Go through the items below and copy out every line that contains the string "link".

━━━━━━━━

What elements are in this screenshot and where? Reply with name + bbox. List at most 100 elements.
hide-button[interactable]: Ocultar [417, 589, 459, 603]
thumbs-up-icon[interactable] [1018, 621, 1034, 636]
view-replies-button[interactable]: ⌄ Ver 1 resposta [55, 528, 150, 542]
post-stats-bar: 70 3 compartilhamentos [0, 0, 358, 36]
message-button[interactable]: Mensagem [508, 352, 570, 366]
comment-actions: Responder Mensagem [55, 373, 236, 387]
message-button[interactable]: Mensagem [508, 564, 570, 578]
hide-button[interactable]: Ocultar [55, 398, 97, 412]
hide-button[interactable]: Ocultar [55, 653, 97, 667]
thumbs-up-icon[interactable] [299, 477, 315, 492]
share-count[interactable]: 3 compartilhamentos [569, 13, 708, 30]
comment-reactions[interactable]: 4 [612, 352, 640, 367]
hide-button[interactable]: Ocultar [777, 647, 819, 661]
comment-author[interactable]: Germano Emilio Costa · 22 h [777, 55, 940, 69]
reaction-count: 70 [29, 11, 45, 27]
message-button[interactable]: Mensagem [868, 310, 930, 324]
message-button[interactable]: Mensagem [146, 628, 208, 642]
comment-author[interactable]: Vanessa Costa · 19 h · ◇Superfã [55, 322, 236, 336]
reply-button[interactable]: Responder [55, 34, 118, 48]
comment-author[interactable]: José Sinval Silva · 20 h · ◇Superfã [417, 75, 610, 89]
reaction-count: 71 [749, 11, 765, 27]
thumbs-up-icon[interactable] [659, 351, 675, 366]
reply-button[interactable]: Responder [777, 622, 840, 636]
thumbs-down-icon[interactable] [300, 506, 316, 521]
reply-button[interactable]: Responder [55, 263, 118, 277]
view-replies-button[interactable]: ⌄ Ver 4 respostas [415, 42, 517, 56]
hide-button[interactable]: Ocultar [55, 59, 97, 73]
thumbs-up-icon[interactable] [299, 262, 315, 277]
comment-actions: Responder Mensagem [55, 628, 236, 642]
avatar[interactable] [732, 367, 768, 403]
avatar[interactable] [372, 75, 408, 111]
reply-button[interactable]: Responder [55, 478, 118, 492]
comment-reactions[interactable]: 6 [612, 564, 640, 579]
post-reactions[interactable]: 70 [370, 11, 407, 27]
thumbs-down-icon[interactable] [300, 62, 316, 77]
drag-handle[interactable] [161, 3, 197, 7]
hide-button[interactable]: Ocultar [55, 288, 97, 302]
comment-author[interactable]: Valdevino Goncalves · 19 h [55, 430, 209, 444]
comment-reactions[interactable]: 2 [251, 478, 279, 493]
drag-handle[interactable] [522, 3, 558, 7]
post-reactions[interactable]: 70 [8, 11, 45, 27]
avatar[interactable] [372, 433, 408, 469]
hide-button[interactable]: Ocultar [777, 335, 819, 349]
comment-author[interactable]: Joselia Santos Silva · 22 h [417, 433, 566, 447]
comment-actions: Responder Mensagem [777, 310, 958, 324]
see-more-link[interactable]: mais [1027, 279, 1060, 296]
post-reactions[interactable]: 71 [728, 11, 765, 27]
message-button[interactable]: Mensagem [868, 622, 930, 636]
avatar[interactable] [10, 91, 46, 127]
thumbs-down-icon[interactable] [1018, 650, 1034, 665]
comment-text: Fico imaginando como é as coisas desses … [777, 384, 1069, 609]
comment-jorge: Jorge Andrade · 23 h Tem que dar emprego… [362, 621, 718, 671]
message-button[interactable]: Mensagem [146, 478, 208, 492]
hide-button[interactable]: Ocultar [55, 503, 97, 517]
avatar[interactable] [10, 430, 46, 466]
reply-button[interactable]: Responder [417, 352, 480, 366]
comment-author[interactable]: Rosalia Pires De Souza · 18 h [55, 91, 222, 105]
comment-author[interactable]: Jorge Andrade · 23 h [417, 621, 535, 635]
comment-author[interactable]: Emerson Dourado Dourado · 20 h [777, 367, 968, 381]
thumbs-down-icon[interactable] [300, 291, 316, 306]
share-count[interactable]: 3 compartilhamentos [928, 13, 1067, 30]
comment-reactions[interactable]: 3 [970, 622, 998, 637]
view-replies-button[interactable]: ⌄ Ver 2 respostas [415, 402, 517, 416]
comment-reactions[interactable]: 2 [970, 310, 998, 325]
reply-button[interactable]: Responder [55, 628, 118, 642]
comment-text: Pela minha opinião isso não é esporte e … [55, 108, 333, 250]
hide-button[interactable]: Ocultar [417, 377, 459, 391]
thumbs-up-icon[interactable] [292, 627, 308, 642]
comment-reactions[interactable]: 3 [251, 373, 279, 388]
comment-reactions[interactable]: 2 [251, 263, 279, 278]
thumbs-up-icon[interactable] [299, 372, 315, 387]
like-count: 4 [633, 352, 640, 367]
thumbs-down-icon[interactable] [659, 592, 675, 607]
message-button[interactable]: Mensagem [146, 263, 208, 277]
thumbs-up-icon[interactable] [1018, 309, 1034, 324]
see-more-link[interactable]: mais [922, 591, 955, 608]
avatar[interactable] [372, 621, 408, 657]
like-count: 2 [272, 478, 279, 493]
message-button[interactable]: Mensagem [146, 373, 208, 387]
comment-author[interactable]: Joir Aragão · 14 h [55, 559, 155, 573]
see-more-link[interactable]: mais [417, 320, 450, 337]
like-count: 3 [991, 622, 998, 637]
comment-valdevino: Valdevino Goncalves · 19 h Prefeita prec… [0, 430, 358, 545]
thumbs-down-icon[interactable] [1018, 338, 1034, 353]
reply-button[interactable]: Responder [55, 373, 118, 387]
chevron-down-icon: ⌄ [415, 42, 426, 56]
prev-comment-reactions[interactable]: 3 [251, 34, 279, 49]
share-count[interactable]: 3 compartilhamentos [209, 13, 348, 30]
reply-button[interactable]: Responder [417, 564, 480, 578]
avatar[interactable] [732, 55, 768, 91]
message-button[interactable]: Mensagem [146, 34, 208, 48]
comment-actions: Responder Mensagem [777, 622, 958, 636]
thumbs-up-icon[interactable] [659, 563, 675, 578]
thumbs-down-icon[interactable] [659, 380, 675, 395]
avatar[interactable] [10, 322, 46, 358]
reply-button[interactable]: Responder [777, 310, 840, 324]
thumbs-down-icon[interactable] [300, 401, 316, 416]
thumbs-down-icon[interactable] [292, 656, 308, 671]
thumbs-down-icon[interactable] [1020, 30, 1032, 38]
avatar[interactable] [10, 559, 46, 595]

━━━━━━━━

- Result for this task
see-more-link[interactable]: mais [1027, 279, 1060, 296]
see-more-link[interactable]: mais [922, 591, 955, 608]
see-more-link[interactable]: mais [417, 320, 450, 337]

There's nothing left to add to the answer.